Description of the task: From the listing below, return each line that includes "instabilities".
** Begin Record list **
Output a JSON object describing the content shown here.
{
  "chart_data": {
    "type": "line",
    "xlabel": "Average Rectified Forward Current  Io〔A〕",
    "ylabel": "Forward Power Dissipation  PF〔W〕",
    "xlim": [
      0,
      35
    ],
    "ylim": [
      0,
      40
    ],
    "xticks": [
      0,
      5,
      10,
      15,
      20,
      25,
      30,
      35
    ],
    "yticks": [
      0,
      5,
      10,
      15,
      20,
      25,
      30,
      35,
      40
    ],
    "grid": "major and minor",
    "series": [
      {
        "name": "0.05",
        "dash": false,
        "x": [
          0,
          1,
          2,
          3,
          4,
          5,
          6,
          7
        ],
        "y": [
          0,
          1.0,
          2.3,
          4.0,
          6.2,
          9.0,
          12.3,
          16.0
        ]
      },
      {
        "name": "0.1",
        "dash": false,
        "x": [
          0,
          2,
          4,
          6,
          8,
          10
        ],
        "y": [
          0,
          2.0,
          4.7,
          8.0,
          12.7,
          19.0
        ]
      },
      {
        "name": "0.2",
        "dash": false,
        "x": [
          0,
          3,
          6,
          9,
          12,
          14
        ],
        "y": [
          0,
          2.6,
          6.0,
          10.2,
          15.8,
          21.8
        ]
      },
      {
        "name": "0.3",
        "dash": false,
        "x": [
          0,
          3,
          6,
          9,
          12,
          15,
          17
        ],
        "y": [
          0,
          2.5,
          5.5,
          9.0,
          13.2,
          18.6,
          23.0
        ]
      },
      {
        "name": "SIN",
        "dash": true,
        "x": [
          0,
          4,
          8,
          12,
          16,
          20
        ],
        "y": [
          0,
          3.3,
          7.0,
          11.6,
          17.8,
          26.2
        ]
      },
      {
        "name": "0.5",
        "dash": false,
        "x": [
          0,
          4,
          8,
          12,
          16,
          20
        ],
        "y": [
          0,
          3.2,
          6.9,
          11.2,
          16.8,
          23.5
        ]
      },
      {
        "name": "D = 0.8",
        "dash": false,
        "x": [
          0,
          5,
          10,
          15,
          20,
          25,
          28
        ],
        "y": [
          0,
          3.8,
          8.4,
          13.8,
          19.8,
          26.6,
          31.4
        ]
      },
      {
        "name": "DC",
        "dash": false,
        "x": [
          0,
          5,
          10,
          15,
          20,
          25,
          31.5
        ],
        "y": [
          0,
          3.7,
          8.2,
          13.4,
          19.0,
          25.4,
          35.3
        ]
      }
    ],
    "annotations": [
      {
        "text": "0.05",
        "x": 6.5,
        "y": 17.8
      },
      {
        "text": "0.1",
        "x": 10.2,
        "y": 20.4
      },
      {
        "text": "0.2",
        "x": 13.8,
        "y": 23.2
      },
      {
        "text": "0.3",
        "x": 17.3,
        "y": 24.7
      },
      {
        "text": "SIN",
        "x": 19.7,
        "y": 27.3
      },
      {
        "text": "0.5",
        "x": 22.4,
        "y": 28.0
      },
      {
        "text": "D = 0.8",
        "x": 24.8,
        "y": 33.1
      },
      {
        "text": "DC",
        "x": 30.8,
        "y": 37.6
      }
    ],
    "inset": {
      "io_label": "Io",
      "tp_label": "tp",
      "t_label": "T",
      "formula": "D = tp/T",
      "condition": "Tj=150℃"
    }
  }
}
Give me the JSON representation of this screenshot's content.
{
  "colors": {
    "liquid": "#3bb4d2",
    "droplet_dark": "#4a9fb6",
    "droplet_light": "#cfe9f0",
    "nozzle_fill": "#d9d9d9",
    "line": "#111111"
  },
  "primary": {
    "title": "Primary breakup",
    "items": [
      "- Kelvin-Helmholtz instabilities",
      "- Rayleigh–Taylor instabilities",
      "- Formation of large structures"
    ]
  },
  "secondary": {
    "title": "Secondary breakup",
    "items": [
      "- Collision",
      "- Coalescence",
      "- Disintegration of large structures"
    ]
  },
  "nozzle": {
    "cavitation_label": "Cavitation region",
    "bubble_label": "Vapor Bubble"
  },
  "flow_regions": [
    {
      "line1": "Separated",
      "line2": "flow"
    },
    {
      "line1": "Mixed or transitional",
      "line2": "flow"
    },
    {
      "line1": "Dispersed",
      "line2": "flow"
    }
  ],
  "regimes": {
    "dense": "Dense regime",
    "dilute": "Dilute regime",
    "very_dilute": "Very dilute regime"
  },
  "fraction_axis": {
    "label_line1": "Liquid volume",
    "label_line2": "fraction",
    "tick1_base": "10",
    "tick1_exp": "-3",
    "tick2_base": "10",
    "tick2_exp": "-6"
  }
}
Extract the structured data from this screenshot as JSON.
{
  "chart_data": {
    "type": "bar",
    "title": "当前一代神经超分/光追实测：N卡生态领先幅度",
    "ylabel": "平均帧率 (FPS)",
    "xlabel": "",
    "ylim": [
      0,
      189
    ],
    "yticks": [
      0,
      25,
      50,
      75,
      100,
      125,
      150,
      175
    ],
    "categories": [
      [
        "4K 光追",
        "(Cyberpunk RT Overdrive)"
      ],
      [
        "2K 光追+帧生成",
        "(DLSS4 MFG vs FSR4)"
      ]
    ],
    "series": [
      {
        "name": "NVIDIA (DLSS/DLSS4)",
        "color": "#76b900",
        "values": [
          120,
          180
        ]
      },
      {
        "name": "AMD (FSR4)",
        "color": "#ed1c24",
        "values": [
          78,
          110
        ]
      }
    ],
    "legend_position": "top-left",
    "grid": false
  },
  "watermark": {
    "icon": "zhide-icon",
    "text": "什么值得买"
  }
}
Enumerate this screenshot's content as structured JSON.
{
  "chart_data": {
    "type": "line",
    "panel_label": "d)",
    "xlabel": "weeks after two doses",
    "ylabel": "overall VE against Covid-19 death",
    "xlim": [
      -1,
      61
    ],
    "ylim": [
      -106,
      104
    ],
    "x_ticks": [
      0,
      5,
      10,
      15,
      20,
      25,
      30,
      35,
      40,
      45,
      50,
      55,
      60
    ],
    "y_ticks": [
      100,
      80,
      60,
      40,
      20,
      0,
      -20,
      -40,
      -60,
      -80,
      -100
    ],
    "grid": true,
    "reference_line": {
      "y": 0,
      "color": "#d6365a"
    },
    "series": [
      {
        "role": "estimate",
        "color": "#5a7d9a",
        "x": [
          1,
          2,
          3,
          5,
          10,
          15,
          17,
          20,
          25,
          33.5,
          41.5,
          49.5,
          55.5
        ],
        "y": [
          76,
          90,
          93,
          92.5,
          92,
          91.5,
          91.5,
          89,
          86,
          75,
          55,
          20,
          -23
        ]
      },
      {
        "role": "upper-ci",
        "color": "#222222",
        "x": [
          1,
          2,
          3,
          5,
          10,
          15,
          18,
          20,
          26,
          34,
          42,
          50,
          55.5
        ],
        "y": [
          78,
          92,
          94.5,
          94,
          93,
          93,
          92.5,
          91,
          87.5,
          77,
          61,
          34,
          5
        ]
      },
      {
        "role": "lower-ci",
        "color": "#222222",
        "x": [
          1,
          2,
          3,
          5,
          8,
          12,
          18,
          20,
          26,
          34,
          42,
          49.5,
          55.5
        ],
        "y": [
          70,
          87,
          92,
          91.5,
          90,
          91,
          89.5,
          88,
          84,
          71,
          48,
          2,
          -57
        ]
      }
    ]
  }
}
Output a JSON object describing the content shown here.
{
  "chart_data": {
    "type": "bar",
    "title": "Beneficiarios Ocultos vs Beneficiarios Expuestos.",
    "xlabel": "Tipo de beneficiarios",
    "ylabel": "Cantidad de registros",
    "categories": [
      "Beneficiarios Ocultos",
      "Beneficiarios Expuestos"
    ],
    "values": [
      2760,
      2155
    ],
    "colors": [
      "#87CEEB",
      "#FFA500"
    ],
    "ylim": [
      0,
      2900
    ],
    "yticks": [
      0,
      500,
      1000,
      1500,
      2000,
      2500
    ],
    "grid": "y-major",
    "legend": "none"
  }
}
** End Record list **
Final result:
      "- Kelvin-Helmholtz instabilities",
      "- Rayleigh–Taylor instabilities",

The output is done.